- _TEXT SEGMENT_:
»»
I have been developing a model to try to predict the effect of coronavirus (CV) in Scotland. I will go through each point. CVModel
Disclaimer, I make no guarantee this is correct and it is provided as is, intended only as a discussion document containing my own best guess. It must be checked to ensure validity and suitability by others.
Assumptions of model
This model assumes that the population is divided as follows:
- unsusceptible – which is a group that never get the virus. I have assumed 20% of the population will not get the virus.
- visible infected – which is the group that correspond with the “number of tested positive cases”.
- Invisible infected – which are people who have the virus but whose symptoms are so mild that they do not pro-actively seek to be tested. (2+3 = total population -1)
- Hospitalised – consists of those who required hospitalisation (in Wuhan – which may not be the same as the UK)
- Intensive Care – I am extremely dubious as to what this actually means. It seemed to mean “requires ventilation”, but I’m not sure what that meant in practice and in particular I am not certain the definition used in Wuhan matches the UK definition of “Intensive Care Unit”.
- Death – I believe means “having been tested for CV and being found positive and then dying”. I presume this doesn’t include people who die and then the death is later attributed to CV?
I have tried to keep the model as simple as possible. It assumes that the growth rate is constant which means an exponential growth in an unexposed population, but because the uninfected population begins to drop as more and more people get infected, the rate of growth drops in proportion.
Population
5300000 from census data
Growth Rate
This is the key term governing the growth rate of infections. Unfortunately it is one of the most difficult because initially the rate of growth in cases can be governed by a growing awareness that CV is present – or even a lack of CV testing kits.
Growth of Cases (S.Korea)
The number of cases in S.Korea, shows many of the typical features present in many growth curves. I interpret them as follows:
A – represents the cases that are “self-reporting” as travellers who may be exposed to CV and become ill ask to be tested.
B – represents a “catch up” phase, where people who previously had not thought their symptoms were due to CV were tested “in a hurry”
««
- _SET OF TASKS_:
(a) Can you rewrite the coronavirus model text, beginning at the words "I have been" and stopping after "suitability by others.", with "discussion document" changed to "working paper"?
(b) How would the text on the Scotland coronavirus model go on from its last sentence? Write the next part.
The records play no part in any of this.

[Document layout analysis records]
»»
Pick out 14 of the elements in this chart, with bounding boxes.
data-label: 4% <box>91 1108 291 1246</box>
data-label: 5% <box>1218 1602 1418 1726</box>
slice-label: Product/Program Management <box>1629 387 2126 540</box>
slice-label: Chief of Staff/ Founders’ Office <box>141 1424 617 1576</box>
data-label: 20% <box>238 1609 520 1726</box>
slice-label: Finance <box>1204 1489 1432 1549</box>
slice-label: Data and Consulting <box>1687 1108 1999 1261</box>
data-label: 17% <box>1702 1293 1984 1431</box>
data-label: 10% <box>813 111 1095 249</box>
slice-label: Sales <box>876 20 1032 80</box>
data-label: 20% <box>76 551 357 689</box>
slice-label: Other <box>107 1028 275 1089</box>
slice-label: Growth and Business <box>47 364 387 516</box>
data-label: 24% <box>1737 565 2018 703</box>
««
- _ACTIVITY ANSWERS_:
(a)
I have been developing a model to try to predict the effect of coronavirus (CV) in Scotland. I will go through each point. CVModel
Disclaimer, I make no guarantee this is correct and it is provided as is, intended only as a working paper containing my own best guess. It must be checked to ensure validity and suitability by others.

(b)
C – represents what I believe is a period of “free” growth in cases. In S.Korea this rate was 0.28.
D – this is a lower rate that occurs around a week after very extensive measures are taken to curtail further growth. The rate of growth here is highly dependent on the measures taken. Also it is worth noting that between implementing measures and any response, the number of reported cases will increase approximately 10x.
Looking at current rates, the UK is 0.3. Before measures took effect S.Korea had a rate of 0.27, Italy 0.27, France 0.34, US 0.35, Spain 0.37, Germany 0.3. The main outlier is Iran at 4.5 but the data from Iran is poor quality.
So, from looking at the early rates, the most common rates in the “developed” phase when people are being tested and no controls are in place appears to be about 0.3 (10x in 7.5 days). However it could be as high as 0.35 (10x in 6.5days) and modest controls may reduce it to 0.25 (10x in 9 days)
Unsusceptible
This 20% figure is based on statements suggesting “up to 80% of population may be infected”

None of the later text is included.